"""
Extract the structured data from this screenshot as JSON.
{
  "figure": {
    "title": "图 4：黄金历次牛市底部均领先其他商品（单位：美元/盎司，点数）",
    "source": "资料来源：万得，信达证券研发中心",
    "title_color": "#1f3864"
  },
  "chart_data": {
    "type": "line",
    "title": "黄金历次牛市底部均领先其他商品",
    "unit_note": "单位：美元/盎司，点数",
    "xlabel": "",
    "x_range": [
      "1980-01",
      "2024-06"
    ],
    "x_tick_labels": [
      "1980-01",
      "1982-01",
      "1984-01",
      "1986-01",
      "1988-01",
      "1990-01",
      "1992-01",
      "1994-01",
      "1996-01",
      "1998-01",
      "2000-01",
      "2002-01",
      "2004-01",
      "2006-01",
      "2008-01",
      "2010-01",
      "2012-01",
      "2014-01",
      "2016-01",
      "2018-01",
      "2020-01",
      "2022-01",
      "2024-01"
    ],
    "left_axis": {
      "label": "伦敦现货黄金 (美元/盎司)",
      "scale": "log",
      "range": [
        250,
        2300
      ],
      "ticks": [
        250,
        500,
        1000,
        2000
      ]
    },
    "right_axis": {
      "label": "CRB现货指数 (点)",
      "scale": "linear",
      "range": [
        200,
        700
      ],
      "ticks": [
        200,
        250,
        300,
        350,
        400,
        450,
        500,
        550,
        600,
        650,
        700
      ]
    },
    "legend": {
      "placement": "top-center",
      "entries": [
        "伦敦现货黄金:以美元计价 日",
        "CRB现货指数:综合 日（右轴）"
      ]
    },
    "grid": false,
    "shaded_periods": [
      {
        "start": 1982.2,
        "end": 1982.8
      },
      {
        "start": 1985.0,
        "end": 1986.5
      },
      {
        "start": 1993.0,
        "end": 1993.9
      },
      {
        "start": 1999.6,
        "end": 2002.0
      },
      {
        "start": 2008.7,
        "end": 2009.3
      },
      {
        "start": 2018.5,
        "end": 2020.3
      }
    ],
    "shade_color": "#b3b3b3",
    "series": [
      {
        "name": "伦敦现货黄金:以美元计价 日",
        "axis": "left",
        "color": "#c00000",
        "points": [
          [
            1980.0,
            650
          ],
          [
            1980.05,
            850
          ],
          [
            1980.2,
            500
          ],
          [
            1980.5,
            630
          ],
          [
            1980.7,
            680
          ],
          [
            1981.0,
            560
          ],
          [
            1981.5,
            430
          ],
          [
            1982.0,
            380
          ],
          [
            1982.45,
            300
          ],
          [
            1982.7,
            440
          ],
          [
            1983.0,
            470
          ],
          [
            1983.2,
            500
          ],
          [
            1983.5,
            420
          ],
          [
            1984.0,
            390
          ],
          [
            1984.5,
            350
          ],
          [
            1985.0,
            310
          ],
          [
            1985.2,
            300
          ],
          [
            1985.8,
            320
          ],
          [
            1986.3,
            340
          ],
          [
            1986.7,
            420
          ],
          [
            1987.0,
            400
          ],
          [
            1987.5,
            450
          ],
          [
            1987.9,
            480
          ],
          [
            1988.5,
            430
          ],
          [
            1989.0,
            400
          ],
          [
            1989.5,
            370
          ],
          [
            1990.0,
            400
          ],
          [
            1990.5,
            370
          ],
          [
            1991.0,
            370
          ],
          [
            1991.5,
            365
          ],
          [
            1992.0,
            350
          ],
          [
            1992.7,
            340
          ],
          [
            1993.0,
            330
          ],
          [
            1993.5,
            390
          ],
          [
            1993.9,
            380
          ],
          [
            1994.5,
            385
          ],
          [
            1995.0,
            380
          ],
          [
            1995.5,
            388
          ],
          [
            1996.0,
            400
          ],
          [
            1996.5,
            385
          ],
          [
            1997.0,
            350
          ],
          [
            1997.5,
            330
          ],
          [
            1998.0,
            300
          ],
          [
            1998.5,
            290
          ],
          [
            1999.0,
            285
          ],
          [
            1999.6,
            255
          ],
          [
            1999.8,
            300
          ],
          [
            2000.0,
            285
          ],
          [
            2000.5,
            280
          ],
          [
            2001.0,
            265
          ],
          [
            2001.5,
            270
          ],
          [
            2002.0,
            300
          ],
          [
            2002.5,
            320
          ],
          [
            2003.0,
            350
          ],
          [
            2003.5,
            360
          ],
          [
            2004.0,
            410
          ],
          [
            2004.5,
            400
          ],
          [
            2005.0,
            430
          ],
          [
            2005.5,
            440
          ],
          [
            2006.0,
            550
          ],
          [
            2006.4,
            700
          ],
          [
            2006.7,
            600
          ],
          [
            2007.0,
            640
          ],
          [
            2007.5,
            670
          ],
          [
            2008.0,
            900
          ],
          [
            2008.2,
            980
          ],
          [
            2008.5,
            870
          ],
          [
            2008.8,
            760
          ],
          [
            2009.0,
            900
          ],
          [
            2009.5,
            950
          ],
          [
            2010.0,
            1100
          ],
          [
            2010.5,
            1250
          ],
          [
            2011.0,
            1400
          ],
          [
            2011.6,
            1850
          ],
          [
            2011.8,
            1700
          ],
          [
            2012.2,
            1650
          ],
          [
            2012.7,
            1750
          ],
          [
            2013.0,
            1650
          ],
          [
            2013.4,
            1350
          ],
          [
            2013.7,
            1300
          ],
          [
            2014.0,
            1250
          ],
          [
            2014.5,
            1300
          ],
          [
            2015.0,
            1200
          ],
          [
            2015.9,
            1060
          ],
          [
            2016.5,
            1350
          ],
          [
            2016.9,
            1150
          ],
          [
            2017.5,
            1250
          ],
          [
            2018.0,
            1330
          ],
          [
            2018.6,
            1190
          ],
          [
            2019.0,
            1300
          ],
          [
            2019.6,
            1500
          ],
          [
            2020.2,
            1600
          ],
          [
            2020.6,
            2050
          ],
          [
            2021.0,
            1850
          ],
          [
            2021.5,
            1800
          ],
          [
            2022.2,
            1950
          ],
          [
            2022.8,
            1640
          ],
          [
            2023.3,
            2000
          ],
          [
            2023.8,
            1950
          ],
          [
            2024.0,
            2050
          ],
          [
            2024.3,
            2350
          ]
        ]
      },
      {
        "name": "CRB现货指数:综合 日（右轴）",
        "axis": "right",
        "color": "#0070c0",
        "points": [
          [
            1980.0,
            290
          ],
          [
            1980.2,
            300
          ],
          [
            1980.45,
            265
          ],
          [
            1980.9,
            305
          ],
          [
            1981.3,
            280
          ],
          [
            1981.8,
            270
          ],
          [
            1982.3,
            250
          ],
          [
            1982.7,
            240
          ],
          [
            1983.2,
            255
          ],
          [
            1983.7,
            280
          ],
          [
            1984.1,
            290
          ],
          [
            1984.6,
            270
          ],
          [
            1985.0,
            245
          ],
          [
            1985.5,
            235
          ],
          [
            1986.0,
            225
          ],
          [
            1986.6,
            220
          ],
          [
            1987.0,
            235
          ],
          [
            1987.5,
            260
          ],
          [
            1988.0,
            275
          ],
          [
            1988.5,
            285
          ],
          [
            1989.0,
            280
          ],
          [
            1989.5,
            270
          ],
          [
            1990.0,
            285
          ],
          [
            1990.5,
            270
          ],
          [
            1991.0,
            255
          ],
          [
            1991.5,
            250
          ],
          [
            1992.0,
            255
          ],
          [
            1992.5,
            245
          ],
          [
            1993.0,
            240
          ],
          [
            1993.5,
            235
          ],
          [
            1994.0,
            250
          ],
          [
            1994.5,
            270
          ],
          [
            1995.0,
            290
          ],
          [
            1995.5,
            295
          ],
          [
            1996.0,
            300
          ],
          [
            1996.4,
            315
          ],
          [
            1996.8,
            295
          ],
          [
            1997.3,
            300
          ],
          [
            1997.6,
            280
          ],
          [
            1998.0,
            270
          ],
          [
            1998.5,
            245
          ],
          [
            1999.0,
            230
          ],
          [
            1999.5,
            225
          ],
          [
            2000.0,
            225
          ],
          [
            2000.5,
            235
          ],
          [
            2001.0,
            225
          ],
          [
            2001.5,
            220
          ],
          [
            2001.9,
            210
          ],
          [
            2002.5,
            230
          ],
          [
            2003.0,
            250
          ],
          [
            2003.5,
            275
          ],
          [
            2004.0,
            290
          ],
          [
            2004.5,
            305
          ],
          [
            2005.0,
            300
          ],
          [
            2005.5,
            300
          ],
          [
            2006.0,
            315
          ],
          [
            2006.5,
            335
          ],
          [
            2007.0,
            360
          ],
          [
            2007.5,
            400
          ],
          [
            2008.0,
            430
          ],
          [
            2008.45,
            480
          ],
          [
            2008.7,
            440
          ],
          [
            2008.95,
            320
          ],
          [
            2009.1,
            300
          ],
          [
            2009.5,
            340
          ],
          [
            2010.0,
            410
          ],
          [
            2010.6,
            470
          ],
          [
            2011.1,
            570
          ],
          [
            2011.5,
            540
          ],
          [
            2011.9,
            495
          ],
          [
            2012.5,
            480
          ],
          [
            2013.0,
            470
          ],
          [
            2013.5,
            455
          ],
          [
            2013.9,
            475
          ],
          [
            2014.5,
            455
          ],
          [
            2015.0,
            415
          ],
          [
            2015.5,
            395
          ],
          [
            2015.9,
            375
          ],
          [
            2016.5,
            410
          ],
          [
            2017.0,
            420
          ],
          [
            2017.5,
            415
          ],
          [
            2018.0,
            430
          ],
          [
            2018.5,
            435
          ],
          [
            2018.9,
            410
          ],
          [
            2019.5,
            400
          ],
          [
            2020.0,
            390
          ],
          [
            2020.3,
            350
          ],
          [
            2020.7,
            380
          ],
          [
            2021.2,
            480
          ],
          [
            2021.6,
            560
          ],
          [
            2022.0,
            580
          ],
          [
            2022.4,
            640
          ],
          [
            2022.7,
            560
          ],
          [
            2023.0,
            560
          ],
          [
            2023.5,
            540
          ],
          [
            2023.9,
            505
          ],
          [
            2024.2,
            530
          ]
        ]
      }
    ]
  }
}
"""
*THE TASK*.
Identify all lines where the word "CRB现货指数" shows up. Copy them.

*EXPECTED ANSWER*.
      "label": "CRB现货指数 (点)",
        "CRB现货指数:综合 日（右轴）"
        "name": "CRB现货指数:综合 日（右轴）",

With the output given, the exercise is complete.